▸ Given request:
Copy out each line exactly; pictures stay out of the copy.

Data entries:
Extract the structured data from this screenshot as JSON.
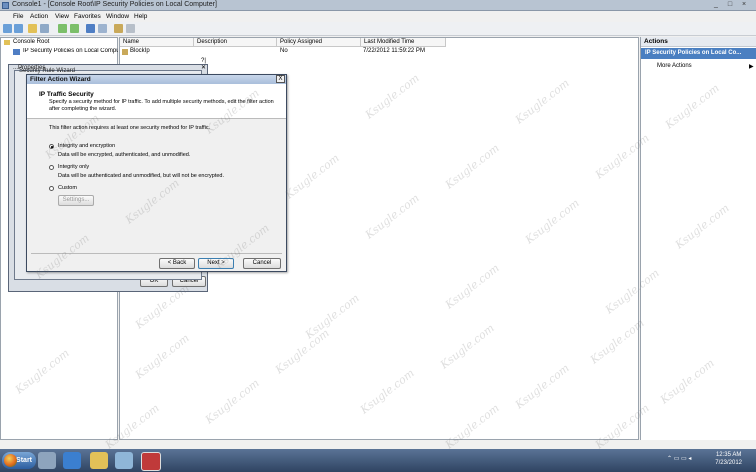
{
  "window": {
    "title": "Console1 - [Console Root\\IP Security Policies on Local Computer]"
  },
  "menu": [
    "File",
    "Action",
    "View",
    "Favorites",
    "Window",
    "Help"
  ],
  "tree": {
    "root": "Console Root",
    "child": "IP Security Policies on Local Computer"
  },
  "table": {
    "columns": [
      "Name",
      "Description",
      "Policy Assigned",
      "Last Modified Time"
    ],
    "rows": [
      {
        "name": "BlockIp",
        "description": "",
        "assigned": "No",
        "modified": "7/22/2012 11:59:22 PM"
      }
    ]
  },
  "actions": {
    "header": "Actions",
    "section": "IP Security Policies on Local Co...",
    "item": "More Actions"
  },
  "back_dialogs": {
    "d1_title": "...Properties",
    "d2_title": "Security Rule Wizard",
    "ok": "OK",
    "cancel": "Cancel"
  },
  "wizard": {
    "title": "Filter Action Wizard",
    "close": "X",
    "heading": "IP Traffic Security",
    "description": "Specify a security method for IP traffic. To add multiple security methods, edit the filter action after completing the wizard.",
    "intro": "This filter action requires at least one security method for IP traffic.",
    "options": [
      {
        "label": "Integrity and encryption",
        "desc": "Data will be encrypted, authenticated, and unmodified.",
        "selected": true
      },
      {
        "label": "Integrity only",
        "desc": "Data will be authenticated and unmodified, but will not be encrypted.",
        "selected": false
      },
      {
        "label": "Custom",
        "desc": "",
        "selected": false
      }
    ],
    "settings": "Settings...",
    "back": "< Back",
    "next": "Next >",
    "cancel": "Cancel"
  },
  "taskbar": {
    "start": "Start",
    "time": "12:35 AM",
    "date": "7/23/2012"
  },
  "watermark": "Ksugle.com"
}
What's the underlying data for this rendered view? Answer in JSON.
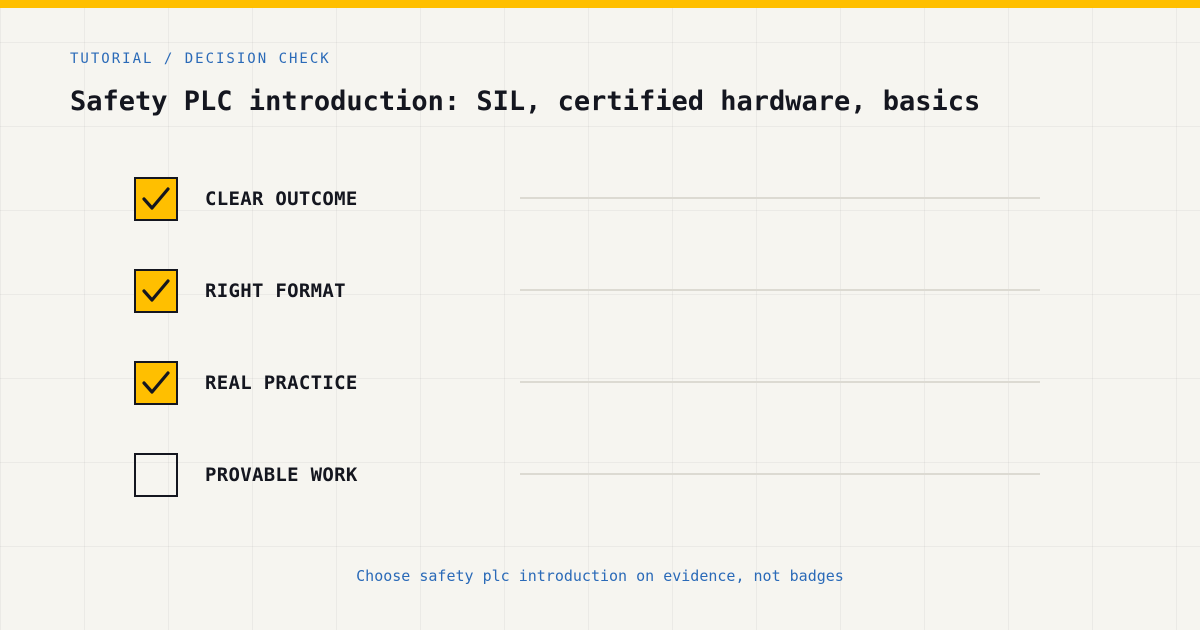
{
  "colors": {
    "accent": "#ffbf00",
    "link": "#2a6ab8",
    "ink": "#14161f",
    "background": "#f6f5f0"
  },
  "header": {
    "eyebrow": "TUTORIAL / DECISION CHECK",
    "title": "Safety PLC introduction: SIL, certified hardware, basics"
  },
  "checklist": {
    "items": [
      {
        "label": "CLEAR OUTCOME",
        "checked": true
      },
      {
        "label": "RIGHT FORMAT",
        "checked": true
      },
      {
        "label": "REAL PRACTICE",
        "checked": true
      },
      {
        "label": "PROVABLE WORK",
        "checked": false
      }
    ]
  },
  "footer": {
    "note": "Choose safety plc introduction on evidence, not badges"
  }
}
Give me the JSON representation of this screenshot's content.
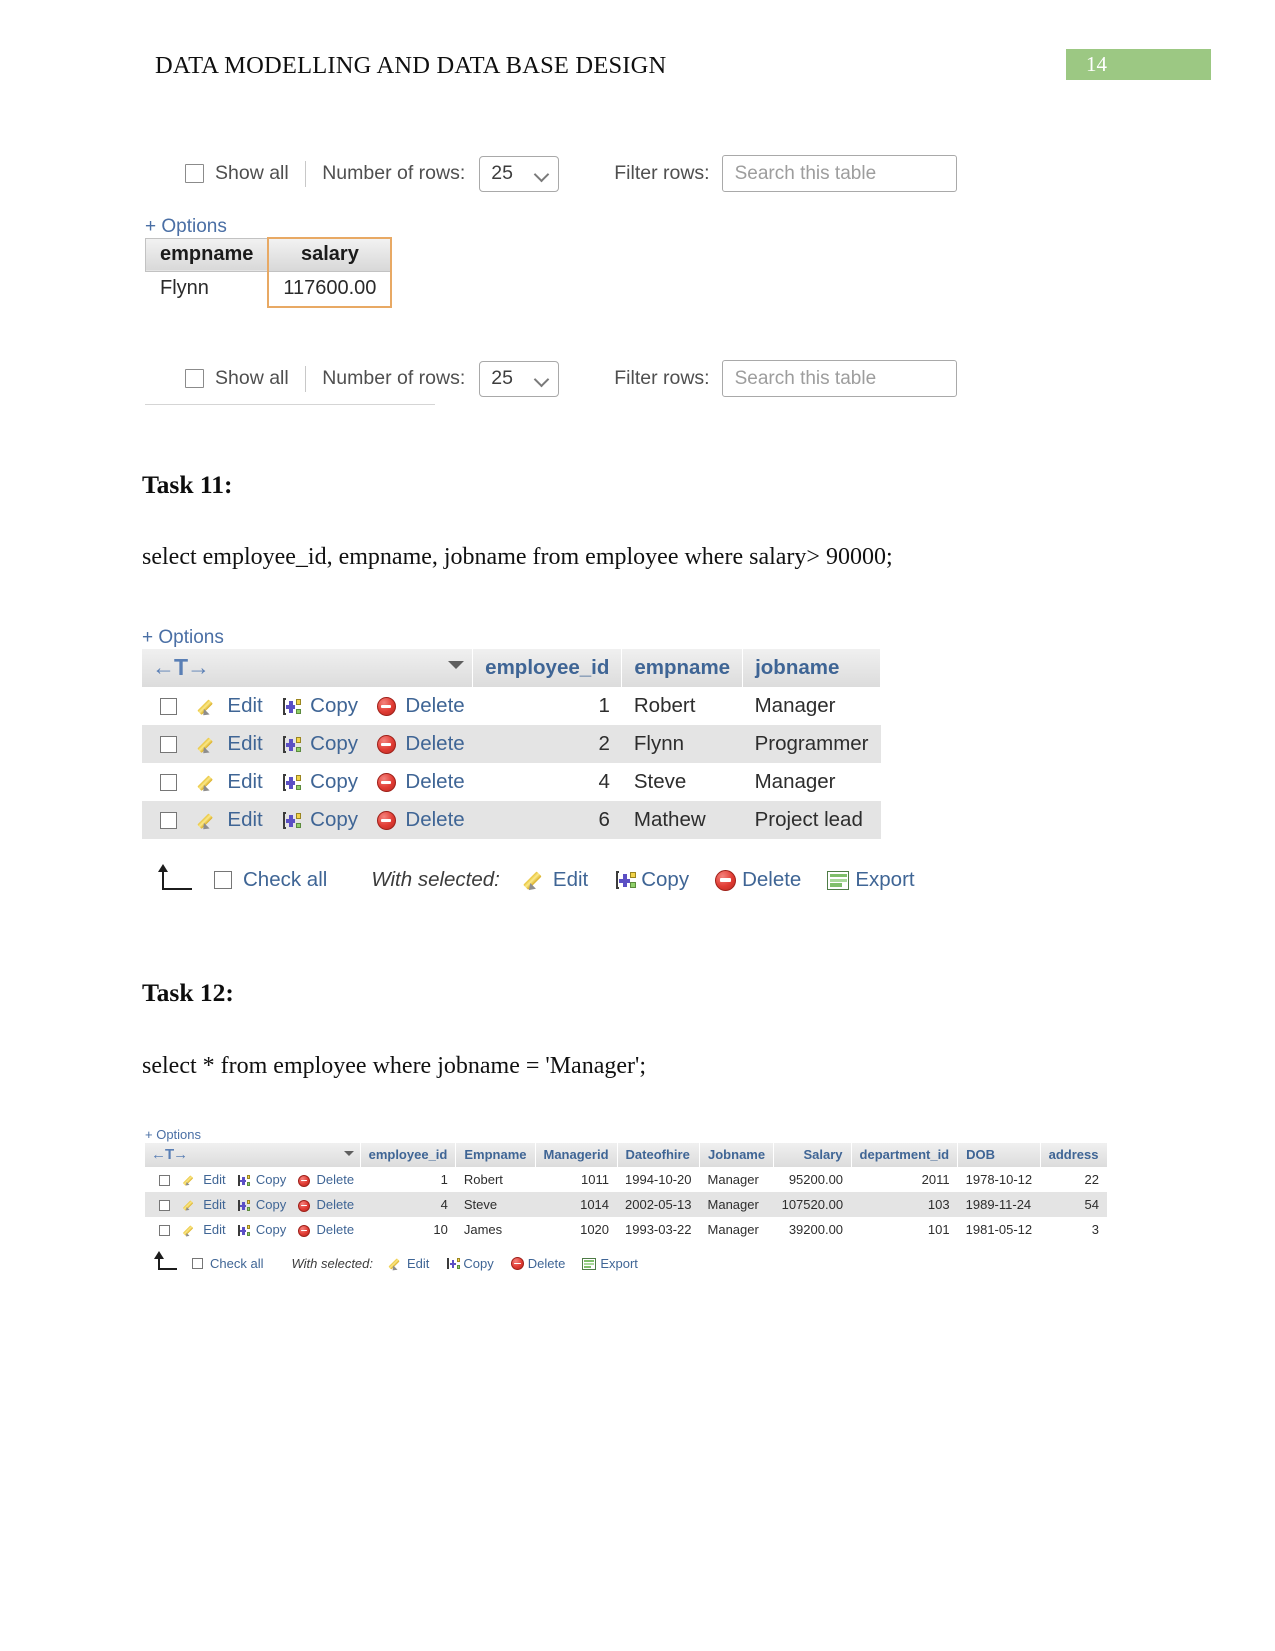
{
  "document": {
    "header_title": "DATA MODELLING AND DATA BASE DESIGN",
    "page_number": "14"
  },
  "icons": {
    "edit": "pencil-icon",
    "copy": "copy-icon",
    "delete": "delete-icon",
    "export": "export-icon",
    "sort": "chevron-down-icon",
    "nav": "column-move-icon",
    "up": "arrow-up-icon"
  },
  "colors": {
    "page_badge": "#9cc883",
    "link": "#3f6595",
    "header_text": "#3f6595",
    "row_stripe": "#e4e4e4",
    "highlight_border": "#e8a964"
  },
  "controls_top": {
    "show_all_label": "Show all",
    "number_of_rows_label": "Number of rows:",
    "rows_value": "25",
    "filter_label": "Filter rows:",
    "search_placeholder": "Search this table"
  },
  "controls_bottom": {
    "show_all_label": "Show all",
    "number_of_rows_label": "Number of rows:",
    "rows_value": "25",
    "filter_label": "Filter rows:",
    "search_placeholder": "Search this table"
  },
  "result_salary": {
    "options_label": "+ Options",
    "columns": [
      "empname",
      "salary"
    ],
    "rows": [
      {
        "empname": "Flynn",
        "salary": "117600.00"
      }
    ]
  },
  "task11": {
    "heading": "Task 11:",
    "sql": "select employee_id, empname, jobname from employee where salary> 90000;",
    "options_label": "+ Options",
    "nav_label": "←T→",
    "columns": [
      "employee_id",
      "empname",
      "jobname"
    ],
    "row_actions": {
      "edit": "Edit",
      "copy": "Copy",
      "delete": "Delete"
    },
    "rows": [
      {
        "employee_id": "1",
        "empname": "Robert",
        "jobname": "Manager"
      },
      {
        "employee_id": "2",
        "empname": "Flynn",
        "jobname": "Programmer"
      },
      {
        "employee_id": "4",
        "empname": "Steve",
        "jobname": "Manager"
      },
      {
        "employee_id": "6",
        "empname": "Mathew",
        "jobname": "Project lead"
      }
    ],
    "footer": {
      "check_all": "Check all",
      "with_selected": "With selected:",
      "edit": "Edit",
      "copy": "Copy",
      "delete": "Delete",
      "export": "Export"
    }
  },
  "task12": {
    "heading": "Task 12:",
    "sql": "select * from employee where jobname = 'Manager';",
    "options_label": "+ Options",
    "nav_label": "←T→",
    "columns": [
      "employee_id",
      "Empname",
      "Managerid",
      "Dateofhire",
      "Jobname",
      "Salary",
      "department_id",
      "DOB",
      "address"
    ],
    "row_actions": {
      "edit": "Edit",
      "copy": "Copy",
      "delete": "Delete"
    },
    "rows": [
      {
        "employee_id": "1",
        "Empname": "Robert",
        "Managerid": "1011",
        "Dateofhire": "1994-10-20",
        "Jobname": "Manager",
        "Salary": "95200.00",
        "department_id": "2011",
        "DOB": "1978-10-12",
        "address": "22"
      },
      {
        "employee_id": "4",
        "Empname": "Steve",
        "Managerid": "1014",
        "Dateofhire": "2002-05-13",
        "Jobname": "Manager",
        "Salary": "107520.00",
        "department_id": "103",
        "DOB": "1989-11-24",
        "address": "54"
      },
      {
        "employee_id": "10",
        "Empname": "James",
        "Managerid": "1020",
        "Dateofhire": "1993-03-22",
        "Jobname": "Manager",
        "Salary": "39200.00",
        "department_id": "101",
        "DOB": "1981-05-12",
        "address": "3"
      }
    ],
    "footer": {
      "check_all": "Check all",
      "with_selected": "With selected:",
      "edit": "Edit",
      "copy": "Copy",
      "delete": "Delete",
      "export": "Export"
    }
  }
}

▸ Task output:
Extract the structured data from this screenshot as JSON.
{
  "window": {
    "title": "Console1 - [Console Root\\IP Security Policies on Local Computer]"
  },
  "menu": [
    "File",
    "Action",
    "View",
    "Favorites",
    "Window",
    "Help"
  ],
  "tree": {
    "root": "Console Root",
    "child": "IP Security Policies on Local Computer"
  },
  "table": {
    "columns": [
      "Name",
      "Description",
      "Policy Assigned",
      "Last Modified Time"
    ],
    "rows": [
      {
        "name": "BlockIp",
        "description": "",
        "assigned": "No",
        "modified": "7/22/2012 11:59:22 PM"
      }
    ]
  },
  "actions": {
    "header": "Actions",
    "section": "IP Security Policies on Local Co...",
    "item": "More Actions"
  },
  "back_dialogs": {
    "d1_title": "...Properties",
    "d2_title": "Security Rule Wizard",
    "ok": "OK",
    "cancel": "Cancel"
  },
  "wizard": {
    "title": "Filter Action Wizard",
    "close": "X",
    "heading": "IP Traffic Security",
    "description": "Specify a security method for IP traffic. To add multiple security methods, edit the filter action after completing the wizard.",
    "intro": "This filter action requires at least one security method for IP traffic.",
    "options": [
      {
        "label": "Integrity and encryption",
        "desc": "Data will be encrypted, authenticated, and unmodified.",
        "selected": true
      },
      {
        "label": "Integrity only",
        "desc": "Data will be authenticated and unmodified, but will not be encrypted.",
        "selected": false
      },
      {
        "label": "Custom",
        "desc": "",
        "selected": false
      }
    ],
    "settings": "Settings...",
    "back": "< Back",
    "next": "Next >",
    "cancel": "Cancel"
  },
  "taskbar": {
    "start": "Start",
    "time": "12:35 AM",
    "date": "7/23/2012"
  },
  "watermark": "Ksugle.com"
}
What's the underlying data for this rendered view? Answer in JSON.
{
  "colors": {
    "accent": "#ffbf00",
    "link": "#2a6ab8",
    "ink": "#14161f",
    "background": "#f6f5f0"
  },
  "header": {
    "eyebrow": "TUTORIAL / DECISION CHECK",
    "title": "Safety PLC introduction: SIL, certified hardware, basics"
  },
  "checklist": {
    "items": [
      {
        "label": "CLEAR OUTCOME",
        "checked": true
      },
      {
        "label": "RIGHT FORMAT",
        "checked": true
      },
      {
        "label": "REAL PRACTICE",
        "checked": true
      },
      {
        "label": "PROVABLE WORK",
        "checked": false
      }
    ]
  },
  "footer": {
    "note": "Choose safety plc introduction on evidence, not badges"
  }
}
Give me the JSON representation of this screenshot's content.
{
  "document": {
    "header_title": "DATA MODELLING AND DATA BASE DESIGN",
    "page_number": "14"
  },
  "icons": {
    "edit": "pencil-icon",
    "copy": "copy-icon",
    "delete": "delete-icon",
    "export": "export-icon",
    "sort": "chevron-down-icon",
    "nav": "column-move-icon",
    "up": "arrow-up-icon"
  },
  "colors": {
    "page_badge": "#9cc883",
    "link": "#3f6595",
    "header_text": "#3f6595",
    "row_stripe": "#e4e4e4",
    "highlight_border": "#e8a964"
  },
  "controls_top": {
    "show_all_label": "Show all",
    "number_of_rows_label": "Number of rows:",
    "rows_value": "25",
    "filter_label": "Filter rows:",
    "search_placeholder": "Search this table"
  },
  "controls_bottom": {
    "show_all_label": "Show all",
    "number_of_rows_label": "Number of rows:",
    "rows_value": "25",
    "filter_label": "Filter rows:",
    "search_placeholder": "Search this table"
  },
  "result_salary": {
    "options_label": "+ Options",
    "columns": [
      "empname",
      "salary"
    ],
    "rows": [
      {
        "empname": "Flynn",
        "salary": "117600.00"
      }
    ]
  },
  "task11": {
    "heading": "Task 11:",
    "sql": "select employee_id, empname, jobname from employee where salary> 90000;",
    "options_label": "+ Options",
    "nav_label": "←T→",
    "columns": [
      "employee_id",
      "empname",
      "jobname"
    ],
    "row_actions": {
      "edit": "Edit",
      "copy": "Copy",
      "delete": "Delete"
    },
    "rows": [
      {
        "employee_id": "1",
        "empname": "Robert",
        "jobname": "Manager"
      },
      {
        "employee_id": "2",
        "empname": "Flynn",
        "jobname": "Programmer"
      },
      {
        "employee_id": "4",
        "empname": "Steve",
        "jobname": "Manager"
      },
      {
        "employee_id": "6",
        "empname": "Mathew",
        "jobname": "Project lead"
      }
    ],
    "footer": {
      "check_all": "Check all",
      "with_selected": "With selected:",
      "edit": "Edit",
      "copy": "Copy",
      "delete": "Delete",
      "export": "Export"
    }
  },
  "task12": {
    "heading": "Task 12:",
    "sql": "select * from employee where jobname = 'Manager';",
    "options_label": "+ Options",
    "nav_label": "←T→",
    "columns": [
      "employee_id",
      "Empname",
      "Managerid",
      "Dateofhire",
      "Jobname",
      "Salary",
      "department_id",
      "DOB",
      "address"
    ],
    "row_actions": {
      "edit": "Edit",
      "copy": "Copy",
      "delete": "Delete"
    },
    "rows": [
      {
        "employee_id": "1",
        "Empname": "Robert",
        "Managerid": "1011",
        "Dateofhire": "1994-10-20",
        "Jobname": "Manager",
        "Salary": "95200.00",
        "department_id": "2011",
        "DOB": "1978-10-12",
        "address": "22"
      },
      {
        "employee_id": "4",
        "Empname": "Steve",
        "Managerid": "1014",
        "Dateofhire": "2002-05-13",
        "Jobname": "Manager",
        "Salary": "107520.00",
        "department_id": "103",
        "DOB": "1989-11-24",
        "address": "54"
      },
      {
        "employee_id": "10",
        "Empname": "James",
        "Managerid": "1020",
        "Dateofhire": "1993-03-22",
        "Jobname": "Manager",
        "Salary": "39200.00",
        "department_id": "101",
        "DOB": "1981-05-12",
        "address": "3"
      }
    ],
    "footer": {
      "check_all": "Check all",
      "with_selected": "With selected:",
      "edit": "Edit",
      "copy": "Copy",
      "delete": "Delete",
      "export": "Export"
    }
  }
}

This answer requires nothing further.